> **Given data**
#####
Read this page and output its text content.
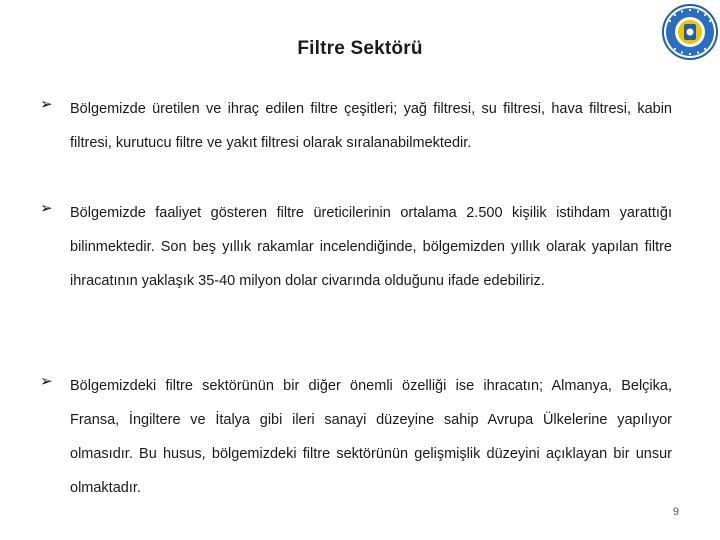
Filtre Sektörü
➢ Bölgemizde üretilen ve ihraç edilen filtre çeşitleri; yağ filtresi, su filtresi, hava filtresi, kabin filtresi, kurutucu filtre ve yakıt filtresi olarak sıralanabilmektedir.
➢ Bölgemizde faaliyet gösteren filtre üreticilerinin ortalama 2.500 kişilik istihdam yarattığı bilinmektedir. Son beş yıllık rakamlar incelendiğinde, bölgemizden yıllık olarak yapılan filtre ihracatının yaklaşık 35-40 milyon dolar civarında olduğunu ifade edebiliriz.
➢ Bölgemizdeki filtre sektörünün bir diğer önemli özelliği ise ihracatın; Almanya, Belçika, Fransa, İngiltere ve İtalya gibi ileri sanayi düzeyine sahip Avrupa Ülkelerine yapılıyor olmasıdır. Bu husus, bölgemizdeki filtre sektörünün gelişmişlik düzeyini açıklayan bir unsur olmaktadır.
9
#####
> **To do**
Your task is to gather all lines from the entries above that hold the word "olarak".

> **Answer to the exercise**
➢ Bölgemizde üretilen ve ihraç edilen filtre çeşitleri; yağ filtresi, su filtresi, hava filtresi, kabin filtresi, kurutucu filtre ve yakıt filtresi olarak sıralanabilmektedir.
➢ Bölgemizde faaliyet gösteren filtre üreticilerinin ortalama 2.500 kişilik istihdam yarattığı bilinmektedir. Son beş yıllık rakamlar incelendiğinde, bölgemizden yıllık olarak yapılan filtre ihracatının yaklaşık 35-40 milyon dolar civarında olduğunu ifade edebiliriz.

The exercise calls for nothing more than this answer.